Where a line of the material contains the string "Google", copy that line.

....

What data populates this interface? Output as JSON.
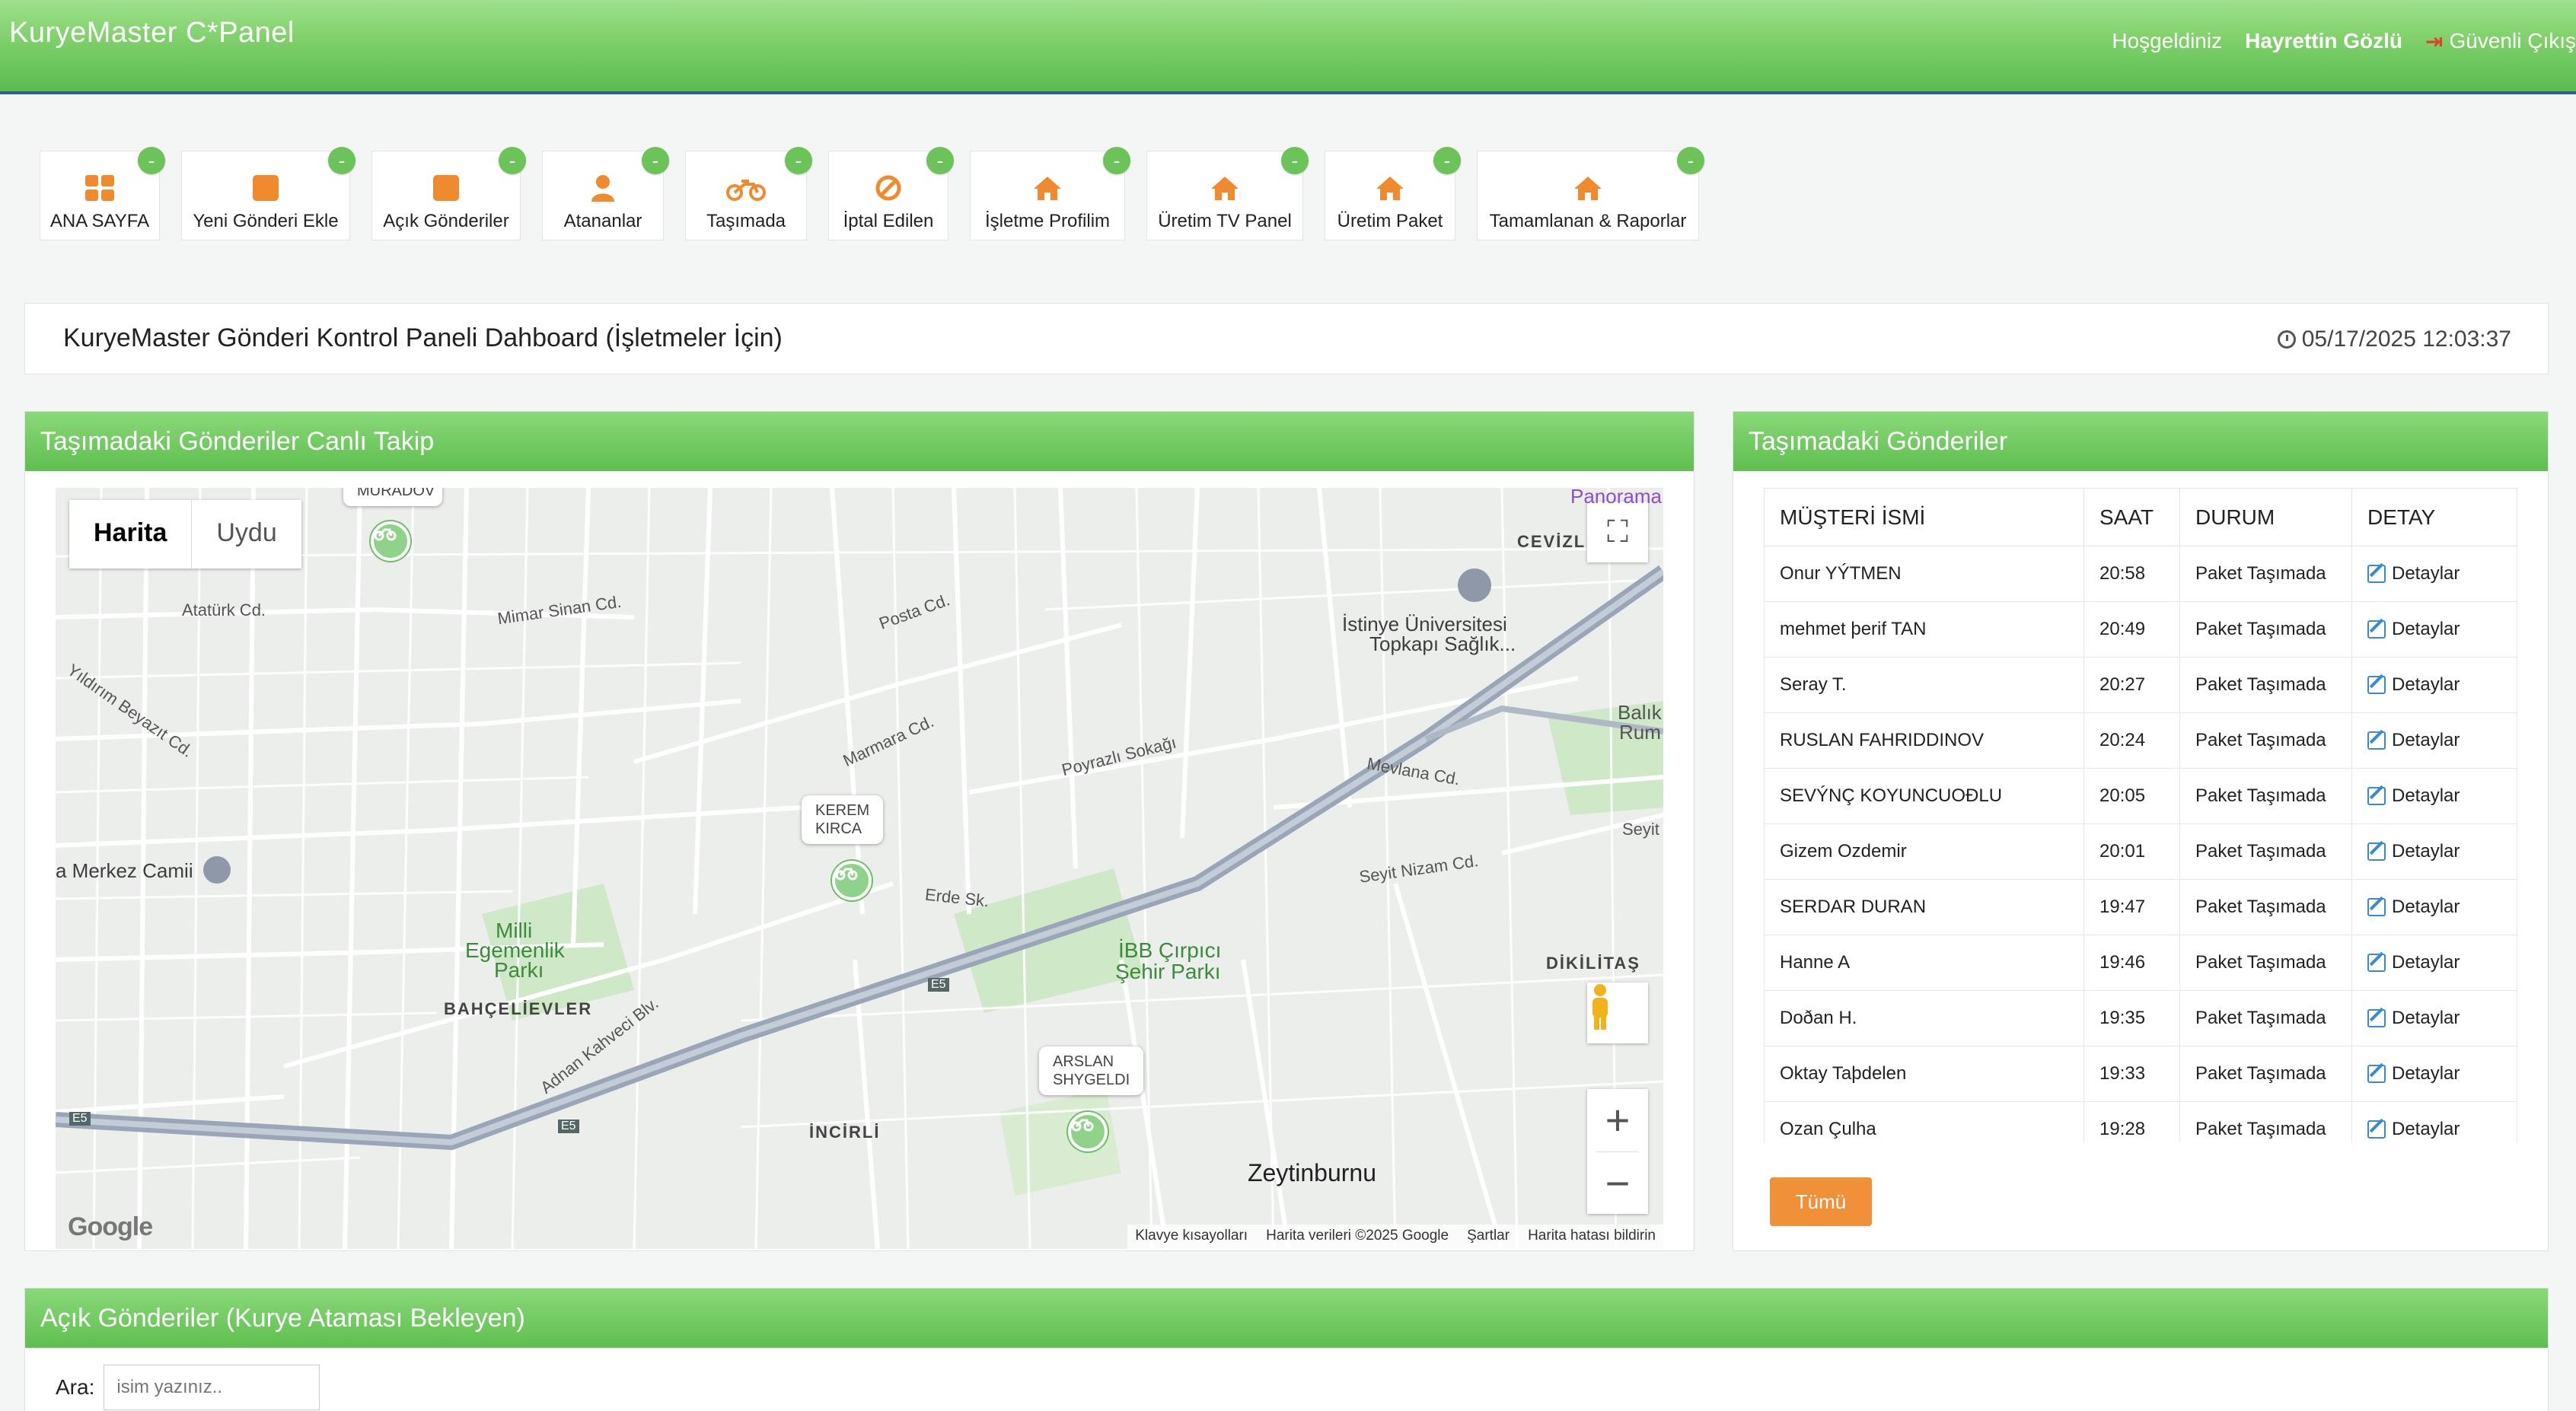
{
  "header": {
    "brand": "KuryeMaster C*Panel",
    "welcome": "Hoşgeldiniz",
    "user": "Hayrettin Gözlü",
    "logout": "Güvenli Çıkış"
  },
  "nav": [
    {
      "label": "ANA SAYFA",
      "icon": "dashboard-grid-icon",
      "badge": "-"
    },
    {
      "label": "Yeni Gönderi Ekle",
      "icon": "square-icon",
      "badge": "-"
    },
    {
      "label": "Açık Gönderiler",
      "icon": "square-icon",
      "badge": "-"
    },
    {
      "label": "Atananlar",
      "icon": "user-icon",
      "badge": "-"
    },
    {
      "label": "Taşımada",
      "icon": "motorcycle-icon",
      "badge": "-"
    },
    {
      "label": "İptal Edilen",
      "icon": "ban-icon",
      "badge": "-"
    },
    {
      "label": "İşletme Profilim",
      "icon": "home-icon",
      "badge": "-"
    },
    {
      "label": "Üretim TV Panel",
      "icon": "home-icon",
      "badge": "-"
    },
    {
      "label": "Üretim Paket",
      "icon": "home-icon",
      "badge": "-"
    },
    {
      "label": "Tamamlanan & Raporlar",
      "icon": "home-icon",
      "badge": "-"
    }
  ],
  "page": {
    "title": "KuryeMaster Gönderi Kontrol Paneli Dahboard (İşletmeler İçin)",
    "datetime": "05/17/2025 12:03:37"
  },
  "map_panel": {
    "title": "Taşımadaki Gönderiler Canlı Takip",
    "map_type_map": "Harita",
    "map_type_satellite": "Uydu",
    "google": "Google",
    "attribution": [
      "Klavye kısayolları",
      "Harita verileri ©2025 Google",
      "Şartlar",
      "Harita hatası bildirin"
    ],
    "couriers": [
      {
        "name_line1": "KEREM",
        "name_line2": "KIRCA"
      },
      {
        "name_line1": "ARSLAN",
        "name_line2": "SHYGELDI"
      },
      {
        "name_line1": "MURADOV",
        "name_line2": ""
      }
    ],
    "labels": {
      "atamurk": "Atatürk Cd.",
      "mimarsinan": "Mimar Sinan Cd.",
      "merkez": "a Merkez Camii",
      "milli": "Milli",
      "egemenlik": "Egemenlik",
      "parki": "Parkı",
      "bahcelievler": "BAHÇELİEVLER",
      "incirli": "İNCİRLİ",
      "zeytinburnu": "Zeytinburnu",
      "ibb": "İBB Çırpıcı",
      "sehirparki": "Şehir Parkı",
      "istinye": "İstinye Üniversitesi",
      "topkapi": "Topkapı Sağlık...",
      "cevizli": "CEVİZL",
      "dikilitas": "DİKİLİTAŞ",
      "mevlana": "Mevlana Cd.",
      "seyitnizam": "Seyit Nizam Cd.",
      "erde": "Erde Sk.",
      "panorama": "Panorama",
      "poyrazli": "Poyrazlı Sokağı",
      "marmara": "Marmara Cd.",
      "posta": "Posta Cd.",
      "yavuz": "Yıldırım Beyazıt Cd.",
      "adnan": "Adnan Kahveci Blv.",
      "e5a": "E5",
      "e5b": "E5",
      "e5c": "E5",
      "balikli": "Balık",
      "rum": "Rum",
      "seyit": "Seyit"
    }
  },
  "shipments": {
    "title": "Taşımadaki Gönderiler",
    "columns": [
      "MÜŞTERİ İSMİ",
      "SAAT",
      "DURUM",
      "DETAY"
    ],
    "rows": [
      {
        "name": "Onur YÝTMEN",
        "time": "20:58",
        "status": "Paket Taşımada",
        "detail": "Detaylar"
      },
      {
        "name": "mehmet þerif TAN",
        "time": "20:49",
        "status": "Paket Taşımada",
        "detail": "Detaylar"
      },
      {
        "name": "Seray T.",
        "time": "20:27",
        "status": "Paket Taşımada",
        "detail": "Detaylar"
      },
      {
        "name": "RUSLAN FAHRIDDINOV",
        "time": "20:24",
        "status": "Paket Taşımada",
        "detail": "Detaylar"
      },
      {
        "name": "SEVÝNÇ KOYUNCUOÐLU",
        "time": "20:05",
        "status": "Paket Taşımada",
        "detail": "Detaylar"
      },
      {
        "name": "Gizem Ozdemir",
        "time": "20:01",
        "status": "Paket Taşımada",
        "detail": "Detaylar"
      },
      {
        "name": "SERDAR DURAN",
        "time": "19:47",
        "status": "Paket Taşımada",
        "detail": "Detaylar"
      },
      {
        "name": "Hanne A",
        "time": "19:46",
        "status": "Paket Taşımada",
        "detail": "Detaylar"
      },
      {
        "name": "Doðan H.",
        "time": "19:35",
        "status": "Paket Taşımada",
        "detail": "Detaylar"
      },
      {
        "name": "Oktay Taþdelen",
        "time": "19:33",
        "status": "Paket Taşımada",
        "detail": "Detaylar"
      },
      {
        "name": "Ozan Çulha",
        "time": "19:28",
        "status": "Paket Taşımada",
        "detail": "Detaylar"
      }
    ],
    "all_button": "Tümü"
  },
  "open_panel": {
    "title": "Açık Gönderiler (Kurye Ataması Bekleyen)",
    "search_label": "Ara:",
    "search_placeholder": "isim yazınız.."
  },
  "colors": {
    "header_green": "#7ed06a",
    "accent_orange": "#f08a2e",
    "badge_green": "#6cc35a"
  }
}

....

* **Finished exercise**:
    "google": "Google",
      "Harita verileri ©2025 Google",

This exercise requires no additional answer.